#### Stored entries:
* * * * *

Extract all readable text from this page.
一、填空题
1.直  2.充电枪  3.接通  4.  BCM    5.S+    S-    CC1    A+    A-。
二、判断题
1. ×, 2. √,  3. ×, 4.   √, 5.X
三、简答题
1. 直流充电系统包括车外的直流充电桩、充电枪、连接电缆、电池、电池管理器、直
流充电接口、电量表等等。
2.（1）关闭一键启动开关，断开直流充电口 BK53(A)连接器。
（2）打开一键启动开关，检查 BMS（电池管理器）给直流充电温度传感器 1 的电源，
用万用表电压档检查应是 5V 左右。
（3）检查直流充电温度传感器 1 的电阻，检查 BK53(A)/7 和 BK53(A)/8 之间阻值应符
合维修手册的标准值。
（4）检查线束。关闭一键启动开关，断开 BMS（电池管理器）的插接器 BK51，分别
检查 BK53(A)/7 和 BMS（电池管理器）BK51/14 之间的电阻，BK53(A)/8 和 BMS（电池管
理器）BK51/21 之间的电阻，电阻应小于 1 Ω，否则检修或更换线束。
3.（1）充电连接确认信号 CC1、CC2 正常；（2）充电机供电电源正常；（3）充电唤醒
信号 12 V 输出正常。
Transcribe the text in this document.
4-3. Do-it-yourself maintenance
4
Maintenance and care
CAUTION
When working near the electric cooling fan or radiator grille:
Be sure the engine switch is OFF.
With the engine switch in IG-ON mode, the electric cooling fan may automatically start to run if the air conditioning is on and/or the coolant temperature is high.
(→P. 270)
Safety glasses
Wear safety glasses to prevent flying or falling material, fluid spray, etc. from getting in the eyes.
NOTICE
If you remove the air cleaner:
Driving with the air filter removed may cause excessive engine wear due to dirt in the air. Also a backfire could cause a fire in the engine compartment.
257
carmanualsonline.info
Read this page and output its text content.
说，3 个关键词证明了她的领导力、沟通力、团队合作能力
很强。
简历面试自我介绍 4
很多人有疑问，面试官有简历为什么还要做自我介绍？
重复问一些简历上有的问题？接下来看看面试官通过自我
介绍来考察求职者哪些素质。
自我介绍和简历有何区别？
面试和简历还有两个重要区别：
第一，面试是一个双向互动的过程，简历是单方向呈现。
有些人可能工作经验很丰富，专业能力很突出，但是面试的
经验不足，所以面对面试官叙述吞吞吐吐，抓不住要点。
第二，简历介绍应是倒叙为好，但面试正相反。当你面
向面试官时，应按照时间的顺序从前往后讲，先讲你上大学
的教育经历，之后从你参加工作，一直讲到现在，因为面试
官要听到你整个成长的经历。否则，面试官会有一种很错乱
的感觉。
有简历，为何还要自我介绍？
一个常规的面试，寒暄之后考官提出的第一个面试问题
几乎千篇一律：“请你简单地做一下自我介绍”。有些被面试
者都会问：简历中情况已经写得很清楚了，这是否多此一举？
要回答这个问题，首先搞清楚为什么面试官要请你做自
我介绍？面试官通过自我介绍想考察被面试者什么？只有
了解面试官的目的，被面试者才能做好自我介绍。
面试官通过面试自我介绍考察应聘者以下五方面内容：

* * * * *

#### Work to do:
Lines that hold the word "electric" are the ones to return, every one of them.

#### In response:
When working near the electric cooling fan or radiator grille:
With the engine switch in IG-ON mode, the electric cooling fan may automatically start to run if the air conditioning is on and/or the coolant temperature is high.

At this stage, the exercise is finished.